### What to work on
Copy every entry word for word, but skip the pictures.

### Extracted records
--- BEGIN ---

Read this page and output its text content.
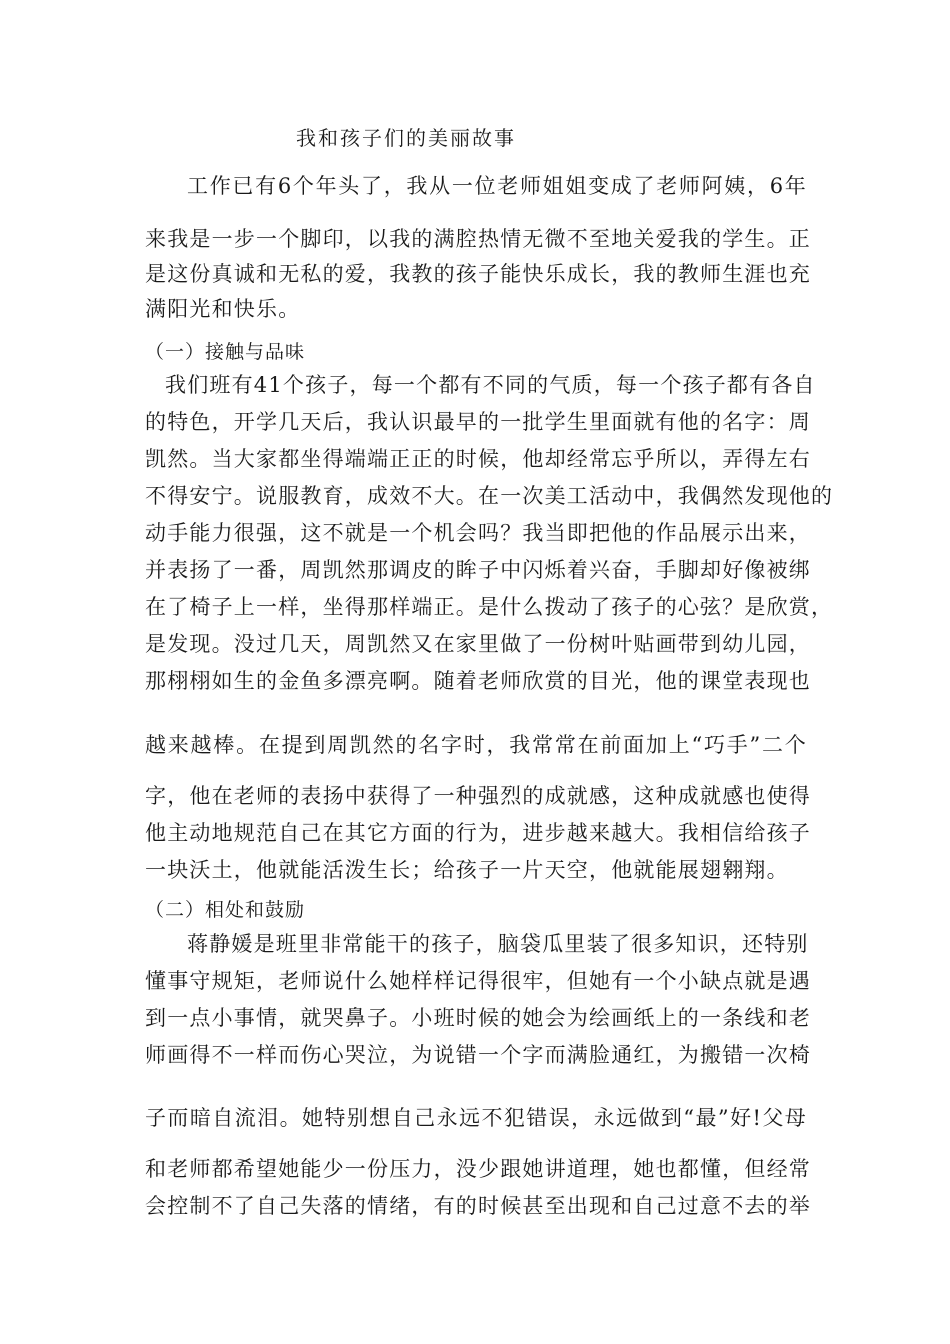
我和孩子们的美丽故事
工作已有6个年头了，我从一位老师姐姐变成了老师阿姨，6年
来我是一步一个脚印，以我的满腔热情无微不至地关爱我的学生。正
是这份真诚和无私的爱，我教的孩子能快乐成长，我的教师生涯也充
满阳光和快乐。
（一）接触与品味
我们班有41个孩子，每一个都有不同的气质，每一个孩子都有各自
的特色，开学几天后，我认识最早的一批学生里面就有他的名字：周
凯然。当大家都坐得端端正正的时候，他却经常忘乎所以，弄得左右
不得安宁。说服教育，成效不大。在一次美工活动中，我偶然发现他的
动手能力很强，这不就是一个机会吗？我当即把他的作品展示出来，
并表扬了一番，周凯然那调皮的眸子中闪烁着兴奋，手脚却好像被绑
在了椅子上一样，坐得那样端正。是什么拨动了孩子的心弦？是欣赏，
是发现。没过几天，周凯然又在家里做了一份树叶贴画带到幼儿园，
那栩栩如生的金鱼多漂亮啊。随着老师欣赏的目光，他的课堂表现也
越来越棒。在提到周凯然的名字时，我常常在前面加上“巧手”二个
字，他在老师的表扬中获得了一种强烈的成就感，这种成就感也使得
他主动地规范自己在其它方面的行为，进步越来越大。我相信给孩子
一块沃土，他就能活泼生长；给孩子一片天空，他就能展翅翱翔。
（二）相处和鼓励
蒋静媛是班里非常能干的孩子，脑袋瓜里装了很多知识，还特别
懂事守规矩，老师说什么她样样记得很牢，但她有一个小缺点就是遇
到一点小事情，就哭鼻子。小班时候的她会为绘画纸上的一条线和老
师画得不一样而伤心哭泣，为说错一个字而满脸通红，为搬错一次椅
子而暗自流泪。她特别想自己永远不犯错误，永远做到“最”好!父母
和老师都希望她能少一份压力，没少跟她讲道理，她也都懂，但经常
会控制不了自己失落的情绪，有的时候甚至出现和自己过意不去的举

--- END ---

### Response to this exercise
Read this page and output its text content.
我和孩子们的美丽故事
工作已有6个年头了，我从一位老师姐姐变成了老师阿姨，6年
来我是一步一个脚印，以我的满腔热情无微不至地关爱我的学生。正
是这份真诚和无私的爱，我教的孩子能快乐成长，我的教师生涯也充
满阳光和快乐。
（一）接触与品味
我们班有41个孩子，每一个都有不同的气质，每一个孩子都有各自
的特色，开学几天后，我认识最早的一批学生里面就有他的名字：周
凯然。当大家都坐得端端正正的时候，他却经常忘乎所以，弄得左右
不得安宁。说服教育，成效不大。在一次美工活动中，我偶然发现他的
动手能力很强，这不就是一个机会吗？我当即把他的作品展示出来，
并表扬了一番，周凯然那调皮的眸子中闪烁着兴奋，手脚却好像被绑
在了椅子上一样，坐得那样端正。是什么拨动了孩子的心弦？是欣赏，
是发现。没过几天，周凯然又在家里做了一份树叶贴画带到幼儿园，
那栩栩如生的金鱼多漂亮啊。随着老师欣赏的目光，他的课堂表现也
越来越棒。在提到周凯然的名字时，我常常在前面加上“巧手”二个
字，他在老师的表扬中获得了一种强烈的成就感，这种成就感也使得
他主动地规范自己在其它方面的行为，进步越来越大。我相信给孩子
一块沃土，他就能活泼生长；给孩子一片天空，他就能展翅翱翔。
（二）相处和鼓励
蒋静媛是班里非常能干的孩子，脑袋瓜里装了很多知识，还特别
懂事守规矩，老师说什么她样样记得很牢，但她有一个小缺点就是遇
到一点小事情，就哭鼻子。小班时候的她会为绘画纸上的一条线和老
师画得不一样而伤心哭泣，为说错一个字而满脸通红，为搬错一次椅
子而暗自流泪。她特别想自己永远不犯错误，永远做到“最”好!父母
和老师都希望她能少一份压力，没少跟她讲道理，她也都懂，但经常
会控制不了自己失落的情绪，有的时候甚至出现和自己过意不去的举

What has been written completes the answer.